Job:
Repeat each line exactly, leaving nothing out.

Data provided:
○ ○ ○ ○ ○

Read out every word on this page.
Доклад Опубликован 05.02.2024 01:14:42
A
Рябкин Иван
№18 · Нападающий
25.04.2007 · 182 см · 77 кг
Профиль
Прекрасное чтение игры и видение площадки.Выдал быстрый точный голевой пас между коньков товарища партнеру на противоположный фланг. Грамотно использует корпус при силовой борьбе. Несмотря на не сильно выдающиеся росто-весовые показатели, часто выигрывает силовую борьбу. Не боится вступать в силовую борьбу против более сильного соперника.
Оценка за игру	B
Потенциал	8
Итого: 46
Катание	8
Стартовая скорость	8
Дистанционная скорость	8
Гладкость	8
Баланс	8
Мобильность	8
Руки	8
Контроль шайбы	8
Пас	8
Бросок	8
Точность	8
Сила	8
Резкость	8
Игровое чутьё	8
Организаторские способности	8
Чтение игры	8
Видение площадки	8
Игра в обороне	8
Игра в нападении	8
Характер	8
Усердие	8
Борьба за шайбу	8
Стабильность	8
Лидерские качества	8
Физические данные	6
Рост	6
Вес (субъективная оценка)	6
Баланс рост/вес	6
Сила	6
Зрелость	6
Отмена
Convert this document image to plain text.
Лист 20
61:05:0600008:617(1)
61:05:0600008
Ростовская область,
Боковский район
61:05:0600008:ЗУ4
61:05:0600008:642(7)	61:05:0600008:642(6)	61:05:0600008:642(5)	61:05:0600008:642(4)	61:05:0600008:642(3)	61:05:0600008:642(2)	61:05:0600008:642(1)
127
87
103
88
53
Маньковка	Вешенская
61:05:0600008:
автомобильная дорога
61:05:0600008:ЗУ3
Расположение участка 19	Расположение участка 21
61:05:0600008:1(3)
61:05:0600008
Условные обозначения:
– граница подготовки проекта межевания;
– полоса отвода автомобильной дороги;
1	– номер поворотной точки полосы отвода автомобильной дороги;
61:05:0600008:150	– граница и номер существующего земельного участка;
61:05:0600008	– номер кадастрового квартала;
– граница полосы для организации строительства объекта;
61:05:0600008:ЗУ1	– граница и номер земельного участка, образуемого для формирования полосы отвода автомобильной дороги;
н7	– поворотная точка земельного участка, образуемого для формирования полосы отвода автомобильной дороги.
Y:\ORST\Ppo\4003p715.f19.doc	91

○ ○ ○ ○ ○

Expected answer:
Read out every word on this page.
Доклад Опубликован 05.02.2024 01:14:42
A
Рябкин Иван
№18 · Нападающий
25.04.2007 · 182 см · 77 кг
Профиль
Прекрасное чтение игры и видение площадки.Выдал быстрый точный голевой пас между коньков товарища партнеру на противоположный фланг. Грамотно использует корпус при силовой борьбе. Несмотря на не сильно выдающиеся росто-весовые показатели, часто выигрывает силовую борьбу. Не боится вступать в силовую борьбу против более сильного соперника.
Оценка за игру	B
Потенциал	8
Итого: 46
Катание	8
Стартовая скорость	8
Дистанционная скорость	8
Гладкость	8
Баланс	8
Мобильность	8
Руки	8
Контроль шайбы	8
Пас	8
Бросок	8
Точность	8
Сила	8
Резкость	8
Игровое чутьё	8
Организаторские способности	8
Чтение игры	8
Видение площадки	8
Игра в обороне	8
Игра в нападении	8
Характер	8
Усердие	8
Борьба за шайбу	8
Стабильность	8
Лидерские качества	8
Физические данные	6
Рост	6
Вес (субъективная оценка)	6
Баланс рост/вес	6
Сила	6
Зрелость	6
Отмена
Convert this document image to plain text.
Лист 20
61:05:0600008:617(1)
61:05:0600008
Ростовская область,
Боковский район
61:05:0600008:ЗУ4
61:05:0600008:642(7)	61:05:0600008:642(6)	61:05:0600008:642(5)	61:05:0600008:642(4)	61:05:0600008:642(3)	61:05:0600008:642(2)	61:05:0600008:642(1)
127
87
103
88
53
Маньковка	Вешенская
61:05:0600008:
автомобильная дорога
61:05:0600008:ЗУ3
Расположение участка 19	Расположение участка 21
61:05:0600008:1(3)
61:05:0600008
Условные обозначения:
– граница подготовки проекта межевания;
– полоса отвода автомобильной дороги;
1	– номер поворотной точки полосы отвода автомобильной дороги;
61:05:0600008:150	– граница и номер существующего земельного участка;
61:05:0600008	– номер кадастрового квартала;
– граница полосы для организации строительства объекта;
61:05:0600008:ЗУ1	– граница и номер земельного участка, образуемого для формирования полосы отвода автомобильной дороги;
н7	– поворотная точка земельного участка, образуемого для формирования полосы отвода автомобильной дороги.
Y:\ORST\Ppo\4003p715.f19.doc	91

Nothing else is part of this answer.